Find the lines of data that contain the string "masalan", then list them.

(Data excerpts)

## START

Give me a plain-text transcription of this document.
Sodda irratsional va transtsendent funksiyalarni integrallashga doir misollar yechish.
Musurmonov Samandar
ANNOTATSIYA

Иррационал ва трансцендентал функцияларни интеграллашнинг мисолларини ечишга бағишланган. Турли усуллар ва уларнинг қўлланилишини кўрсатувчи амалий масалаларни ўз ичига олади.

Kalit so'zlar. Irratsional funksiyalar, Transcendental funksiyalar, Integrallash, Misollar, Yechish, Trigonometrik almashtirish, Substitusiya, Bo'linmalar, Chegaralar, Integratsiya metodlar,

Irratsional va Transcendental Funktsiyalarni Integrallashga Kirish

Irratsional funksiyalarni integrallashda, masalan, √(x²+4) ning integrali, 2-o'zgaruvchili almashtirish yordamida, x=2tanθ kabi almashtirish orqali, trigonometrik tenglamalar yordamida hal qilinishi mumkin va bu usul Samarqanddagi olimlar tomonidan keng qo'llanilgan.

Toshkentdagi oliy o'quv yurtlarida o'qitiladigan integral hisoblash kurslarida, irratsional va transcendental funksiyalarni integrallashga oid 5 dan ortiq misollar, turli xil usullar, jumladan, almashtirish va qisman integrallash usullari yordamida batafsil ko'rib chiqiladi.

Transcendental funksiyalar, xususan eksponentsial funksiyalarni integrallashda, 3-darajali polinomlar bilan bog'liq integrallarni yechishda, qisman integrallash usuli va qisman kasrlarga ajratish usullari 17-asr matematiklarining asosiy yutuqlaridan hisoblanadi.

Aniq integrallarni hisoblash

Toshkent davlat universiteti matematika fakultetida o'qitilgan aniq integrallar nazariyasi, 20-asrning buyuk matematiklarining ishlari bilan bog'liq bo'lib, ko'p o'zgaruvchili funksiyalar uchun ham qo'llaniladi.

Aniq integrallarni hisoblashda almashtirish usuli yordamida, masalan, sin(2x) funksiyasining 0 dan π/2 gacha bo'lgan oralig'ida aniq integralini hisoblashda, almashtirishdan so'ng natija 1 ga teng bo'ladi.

## END
## START

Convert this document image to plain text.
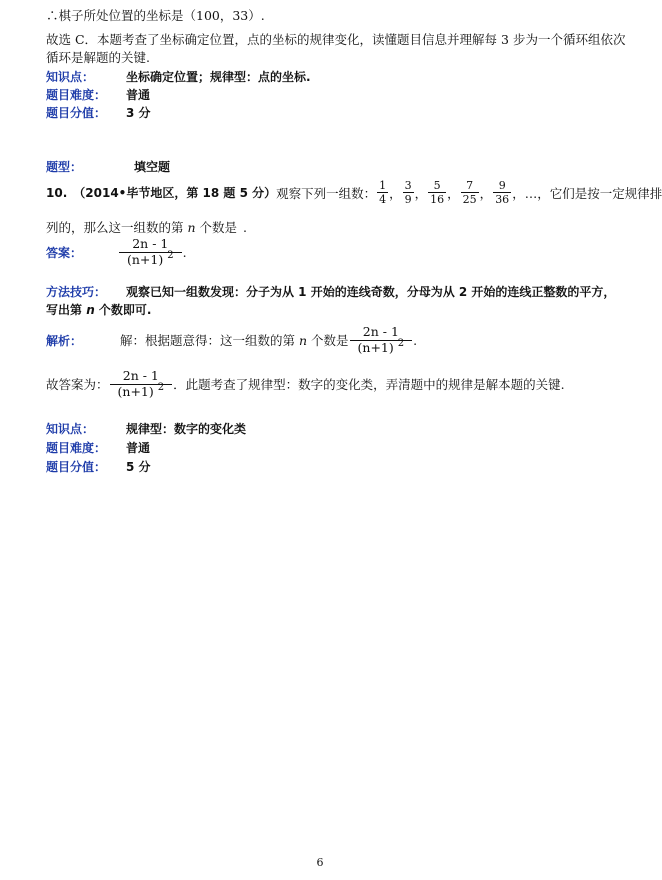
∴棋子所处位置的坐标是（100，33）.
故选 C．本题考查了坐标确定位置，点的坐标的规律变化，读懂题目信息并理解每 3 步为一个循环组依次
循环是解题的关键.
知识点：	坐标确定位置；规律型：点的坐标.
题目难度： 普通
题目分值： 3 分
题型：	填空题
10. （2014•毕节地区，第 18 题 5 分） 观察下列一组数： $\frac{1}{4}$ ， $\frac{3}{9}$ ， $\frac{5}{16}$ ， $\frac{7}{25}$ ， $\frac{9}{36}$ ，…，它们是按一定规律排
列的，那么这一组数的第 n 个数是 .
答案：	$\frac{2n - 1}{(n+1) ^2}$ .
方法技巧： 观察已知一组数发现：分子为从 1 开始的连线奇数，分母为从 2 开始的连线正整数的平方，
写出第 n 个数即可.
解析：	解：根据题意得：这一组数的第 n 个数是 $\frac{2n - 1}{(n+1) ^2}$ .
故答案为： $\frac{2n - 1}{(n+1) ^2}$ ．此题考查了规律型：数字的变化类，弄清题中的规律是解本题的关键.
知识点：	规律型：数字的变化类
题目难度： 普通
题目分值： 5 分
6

## END
## START

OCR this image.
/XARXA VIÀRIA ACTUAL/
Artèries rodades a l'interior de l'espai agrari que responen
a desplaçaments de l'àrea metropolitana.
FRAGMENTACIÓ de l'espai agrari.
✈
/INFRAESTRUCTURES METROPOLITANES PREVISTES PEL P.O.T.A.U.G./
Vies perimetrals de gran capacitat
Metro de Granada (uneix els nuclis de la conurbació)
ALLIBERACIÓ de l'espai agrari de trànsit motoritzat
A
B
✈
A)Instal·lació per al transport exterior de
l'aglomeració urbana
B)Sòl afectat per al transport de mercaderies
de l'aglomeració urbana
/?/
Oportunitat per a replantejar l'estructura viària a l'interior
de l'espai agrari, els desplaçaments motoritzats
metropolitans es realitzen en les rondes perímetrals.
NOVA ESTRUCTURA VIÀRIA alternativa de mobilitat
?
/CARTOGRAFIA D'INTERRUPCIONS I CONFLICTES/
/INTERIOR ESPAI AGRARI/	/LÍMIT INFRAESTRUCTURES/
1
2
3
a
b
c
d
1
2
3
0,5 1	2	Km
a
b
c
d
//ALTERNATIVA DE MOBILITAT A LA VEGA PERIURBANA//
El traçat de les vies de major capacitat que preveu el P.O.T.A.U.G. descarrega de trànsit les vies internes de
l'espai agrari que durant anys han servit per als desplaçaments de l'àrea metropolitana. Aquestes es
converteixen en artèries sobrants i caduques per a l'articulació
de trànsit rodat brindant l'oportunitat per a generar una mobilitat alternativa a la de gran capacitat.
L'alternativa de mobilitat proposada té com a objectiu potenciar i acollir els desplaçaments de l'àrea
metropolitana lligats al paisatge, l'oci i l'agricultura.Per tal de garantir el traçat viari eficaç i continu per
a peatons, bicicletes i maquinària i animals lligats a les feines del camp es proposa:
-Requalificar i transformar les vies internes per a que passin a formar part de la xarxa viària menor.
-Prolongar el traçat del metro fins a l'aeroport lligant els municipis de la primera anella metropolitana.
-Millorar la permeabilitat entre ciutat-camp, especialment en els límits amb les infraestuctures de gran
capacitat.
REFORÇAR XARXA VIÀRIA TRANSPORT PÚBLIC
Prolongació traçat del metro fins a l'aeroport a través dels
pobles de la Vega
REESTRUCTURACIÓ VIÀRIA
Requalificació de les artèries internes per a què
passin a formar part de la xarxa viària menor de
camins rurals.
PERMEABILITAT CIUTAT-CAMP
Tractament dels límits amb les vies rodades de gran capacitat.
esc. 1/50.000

## END

PROBLEM SOLUTION —
Irratsional funksiyalarni integrallashda, masalan, √(x²+4) ning integrali, 2-o'zgaruvchili almashtirish yordamida, x=2tanθ kabi almashtirish orqali, trigonometrik tenglamalar yordamida hal qilinishi mumkin va bu usul Samarqanddagi olimlar tomonidan keng qo'llanilgan.
Aniq integrallarni hisoblashda almashtirish usuli yordamida, masalan, sin(2x) funksiyasining 0 dan π/2 gacha bo'lgan oralig'ida aniq integralini hisoblashda, almashtirishdan so'ng natija 1 ga teng bo'ladi.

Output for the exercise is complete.